- Brief:
Reproduce all of the data that follows, character for character.

- Dataset extract:
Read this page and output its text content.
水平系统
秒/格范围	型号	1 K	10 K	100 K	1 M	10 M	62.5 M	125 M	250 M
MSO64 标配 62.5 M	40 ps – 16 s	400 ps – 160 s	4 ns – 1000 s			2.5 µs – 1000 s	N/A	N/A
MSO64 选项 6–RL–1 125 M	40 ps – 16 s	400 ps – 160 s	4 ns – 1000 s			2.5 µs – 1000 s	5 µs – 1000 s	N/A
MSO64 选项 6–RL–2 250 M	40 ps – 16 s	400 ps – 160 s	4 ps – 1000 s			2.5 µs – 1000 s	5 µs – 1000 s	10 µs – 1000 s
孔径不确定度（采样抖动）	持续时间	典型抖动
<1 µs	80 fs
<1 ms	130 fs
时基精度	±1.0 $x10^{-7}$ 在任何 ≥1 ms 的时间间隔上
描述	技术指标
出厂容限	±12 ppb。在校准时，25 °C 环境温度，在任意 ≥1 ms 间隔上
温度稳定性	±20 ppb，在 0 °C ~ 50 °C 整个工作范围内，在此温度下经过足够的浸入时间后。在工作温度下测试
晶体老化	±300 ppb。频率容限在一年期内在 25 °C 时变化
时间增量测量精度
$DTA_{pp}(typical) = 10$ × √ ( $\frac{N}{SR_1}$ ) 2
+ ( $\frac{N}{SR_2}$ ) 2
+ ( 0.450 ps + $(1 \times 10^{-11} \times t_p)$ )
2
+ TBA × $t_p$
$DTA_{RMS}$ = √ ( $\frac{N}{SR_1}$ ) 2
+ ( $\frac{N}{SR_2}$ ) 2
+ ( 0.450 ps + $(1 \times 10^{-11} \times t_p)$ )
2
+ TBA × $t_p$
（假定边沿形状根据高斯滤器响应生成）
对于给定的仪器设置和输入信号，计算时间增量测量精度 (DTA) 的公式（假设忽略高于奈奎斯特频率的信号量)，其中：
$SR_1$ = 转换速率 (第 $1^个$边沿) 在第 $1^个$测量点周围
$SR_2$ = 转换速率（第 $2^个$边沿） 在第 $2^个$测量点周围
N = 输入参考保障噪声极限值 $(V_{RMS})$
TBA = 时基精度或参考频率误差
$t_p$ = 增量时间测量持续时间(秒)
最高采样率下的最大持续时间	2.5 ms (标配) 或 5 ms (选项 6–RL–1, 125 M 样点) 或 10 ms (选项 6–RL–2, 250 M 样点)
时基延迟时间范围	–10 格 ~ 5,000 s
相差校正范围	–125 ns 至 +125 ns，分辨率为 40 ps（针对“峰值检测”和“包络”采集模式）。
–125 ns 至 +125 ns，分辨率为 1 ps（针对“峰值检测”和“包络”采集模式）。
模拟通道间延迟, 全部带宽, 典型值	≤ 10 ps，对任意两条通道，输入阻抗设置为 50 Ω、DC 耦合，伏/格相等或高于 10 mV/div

- Solution for this task:
Read this page and output its text content.
水平系统
秒/格范围	型号	1 K	10 K	100 K	1 M	10 M	62.5 M	125 M	250 M
MSO64 标配 62.5 M	40 ps – 16 s	400 ps – 160 s	4 ns – 1000 s			2.5 µs – 1000 s	N/A	N/A
MSO64 选项 6–RL–1 125 M	40 ps – 16 s	400 ps – 160 s	4 ns – 1000 s			2.5 µs – 1000 s	5 µs – 1000 s	N/A
MSO64 选项 6–RL–2 250 M	40 ps – 16 s	400 ps – 160 s	4 ps – 1000 s			2.5 µs – 1000 s	5 µs – 1000 s	10 µs – 1000 s
孔径不确定度（采样抖动）	持续时间	典型抖动
<1 µs	80 fs
<1 ms	130 fs
时基精度	±1.0 $x10^{-7}$ 在任何 ≥1 ms 的时间间隔上
描述	技术指标
出厂容限	±12 ppb。在校准时，25 °C 环境温度，在任意 ≥1 ms 间隔上
温度稳定性	±20 ppb，在 0 °C ~ 50 °C 整个工作范围内，在此温度下经过足够的浸入时间后。在工作温度下测试
晶体老化	±300 ppb。频率容限在一年期内在 25 °C 时变化
时间增量测量精度
$DTA_{pp}(typical) = 10$ × √ ( $\frac{N}{SR_1}$ ) 2
+ ( $\frac{N}{SR_2}$ ) 2
+ ( 0.450 ps + $(1 \times 10^{-11} \times t_p)$ )
2
+ TBA × $t_p$
$DTA_{RMS}$ = √ ( $\frac{N}{SR_1}$ ) 2
+ ( $\frac{N}{SR_2}$ ) 2
+ ( 0.450 ps + $(1 \times 10^{-11} \times t_p)$ )
2
+ TBA × $t_p$
（假定边沿形状根据高斯滤器响应生成）
对于给定的仪器设置和输入信号，计算时间增量测量精度 (DTA) 的公式（假设忽略高于奈奎斯特频率的信号量)，其中：
$SR_1$ = 转换速率 (第 $1^个$边沿) 在第 $1^个$测量点周围
$SR_2$ = 转换速率（第 $2^个$边沿） 在第 $2^个$测量点周围
N = 输入参考保障噪声极限值 $(V_{RMS})$
TBA = 时基精度或参考频率误差
$t_p$ = 增量时间测量持续时间(秒)
最高采样率下的最大持续时间	2.5 ms (标配) 或 5 ms (选项 6–RL–1, 125 M 样点) 或 10 ms (选项 6–RL–2, 250 M 样点)
时基延迟时间范围	–10 格 ~ 5,000 s
相差校正范围	–125 ns 至 +125 ns，分辨率为 40 ps（针对“峰值检测”和“包络”采集模式）。
–125 ns 至 +125 ns，分辨率为 1 ps（针对“峰值检测”和“包络”采集模式）。
模拟通道间延迟, 全部带宽, 典型值	≤ 10 ps，对任意两条通道，输入阻抗设置为 50 Ω、DC 耦合，伏/格相等或高于 10 mV/div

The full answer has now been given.